- WRITTEN REQUEST
Copy out the listing that follows exactly, dropping every picture.

- Entries taken from a collection
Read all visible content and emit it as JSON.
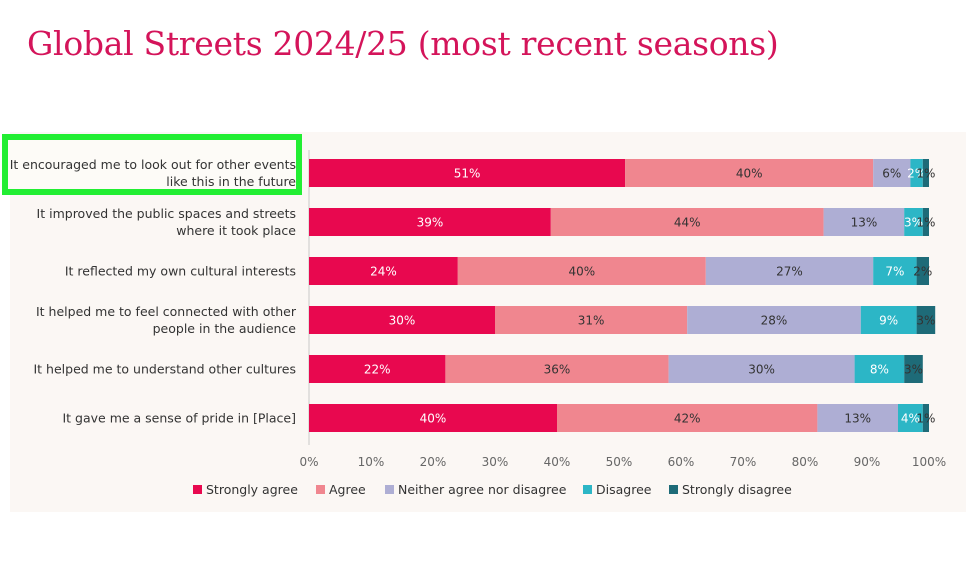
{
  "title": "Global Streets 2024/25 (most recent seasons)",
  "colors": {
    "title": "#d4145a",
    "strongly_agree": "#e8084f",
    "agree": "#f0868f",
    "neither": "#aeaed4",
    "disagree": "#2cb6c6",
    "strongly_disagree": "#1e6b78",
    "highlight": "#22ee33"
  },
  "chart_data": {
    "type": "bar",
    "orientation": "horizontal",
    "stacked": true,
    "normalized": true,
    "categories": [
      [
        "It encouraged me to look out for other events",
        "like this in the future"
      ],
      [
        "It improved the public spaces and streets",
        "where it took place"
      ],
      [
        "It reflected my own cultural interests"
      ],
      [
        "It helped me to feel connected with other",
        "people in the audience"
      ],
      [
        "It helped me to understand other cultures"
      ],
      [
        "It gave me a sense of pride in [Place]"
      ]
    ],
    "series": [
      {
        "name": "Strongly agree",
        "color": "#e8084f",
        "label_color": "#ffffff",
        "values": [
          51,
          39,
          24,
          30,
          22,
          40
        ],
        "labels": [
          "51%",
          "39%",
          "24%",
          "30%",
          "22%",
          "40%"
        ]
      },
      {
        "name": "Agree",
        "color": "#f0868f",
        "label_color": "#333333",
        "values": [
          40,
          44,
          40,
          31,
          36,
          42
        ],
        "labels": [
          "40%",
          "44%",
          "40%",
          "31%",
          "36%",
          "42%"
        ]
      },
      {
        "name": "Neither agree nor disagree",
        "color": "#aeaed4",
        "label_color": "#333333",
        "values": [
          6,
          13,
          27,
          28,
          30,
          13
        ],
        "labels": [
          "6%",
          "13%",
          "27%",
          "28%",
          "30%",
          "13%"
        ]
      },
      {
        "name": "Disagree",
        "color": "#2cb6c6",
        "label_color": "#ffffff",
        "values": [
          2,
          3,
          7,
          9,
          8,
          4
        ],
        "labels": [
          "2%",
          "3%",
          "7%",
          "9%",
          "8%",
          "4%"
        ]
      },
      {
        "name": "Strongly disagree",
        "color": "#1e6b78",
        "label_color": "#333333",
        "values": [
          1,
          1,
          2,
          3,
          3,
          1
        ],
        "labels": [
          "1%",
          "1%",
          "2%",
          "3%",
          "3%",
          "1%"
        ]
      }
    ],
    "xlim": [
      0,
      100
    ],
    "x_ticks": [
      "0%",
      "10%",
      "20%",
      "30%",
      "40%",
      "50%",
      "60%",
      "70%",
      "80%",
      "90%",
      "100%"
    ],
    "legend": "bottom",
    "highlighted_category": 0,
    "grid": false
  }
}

- RESPONSE BELOW
Read all visible content and emit it as JSON.
{
  "title": "Global Streets 2024/25 (most recent seasons)",
  "colors": {
    "title": "#d4145a",
    "strongly_agree": "#e8084f",
    "agree": "#f0868f",
    "neither": "#aeaed4",
    "disagree": "#2cb6c6",
    "strongly_disagree": "#1e6b78",
    "highlight": "#22ee33"
  },
  "chart_data": {
    "type": "bar",
    "orientation": "horizontal",
    "stacked": true,
    "normalized": true,
    "categories": [
      [
        "It encouraged me to look out for other events",
        "like this in the future"
      ],
      [
        "It improved the public spaces and streets",
        "where it took place"
      ],
      [
        "It reflected my own cultural interests"
      ],
      [
        "It helped me to feel connected with other",
        "people in the audience"
      ],
      [
        "It helped me to understand other cultures"
      ],
      [
        "It gave me a sense of pride in [Place]"
      ]
    ],
    "series": [
      {
        "name": "Strongly agree",
        "color": "#e8084f",
        "label_color": "#ffffff",
        "values": [
          51,
          39,
          24,
          30,
          22,
          40
        ],
        "labels": [
          "51%",
          "39%",
          "24%",
          "30%",
          "22%",
          "40%"
        ]
      },
      {
        "name": "Agree",
        "color": "#f0868f",
        "label_color": "#333333",
        "values": [
          40,
          44,
          40,
          31,
          36,
          42
        ],
        "labels": [
          "40%",
          "44%",
          "40%",
          "31%",
          "36%",
          "42%"
        ]
      },
      {
        "name": "Neither agree nor disagree",
        "color": "#aeaed4",
        "label_color": "#333333",
        "values": [
          6,
          13,
          27,
          28,
          30,
          13
        ],
        "labels": [
          "6%",
          "13%",
          "27%",
          "28%",
          "30%",
          "13%"
        ]
      },
      {
        "name": "Disagree",
        "color": "#2cb6c6",
        "label_color": "#ffffff",
        "values": [
          2,
          3,
          7,
          9,
          8,
          4
        ],
        "labels": [
          "2%",
          "3%",
          "7%",
          "9%",
          "8%",
          "4%"
        ]
      },
      {
        "name": "Strongly disagree",
        "color": "#1e6b78",
        "label_color": "#333333",
        "values": [
          1,
          1,
          2,
          3,
          3,
          1
        ],
        "labels": [
          "1%",
          "1%",
          "2%",
          "3%",
          "3%",
          "1%"
        ]
      }
    ],
    "xlim": [
      0,
      100
    ],
    "x_ticks": [
      "0%",
      "10%",
      "20%",
      "30%",
      "40%",
      "50%",
      "60%",
      "70%",
      "80%",
      "90%",
      "100%"
    ],
    "legend": "bottom",
    "highlighted_category": 0,
    "grid": false
  }
}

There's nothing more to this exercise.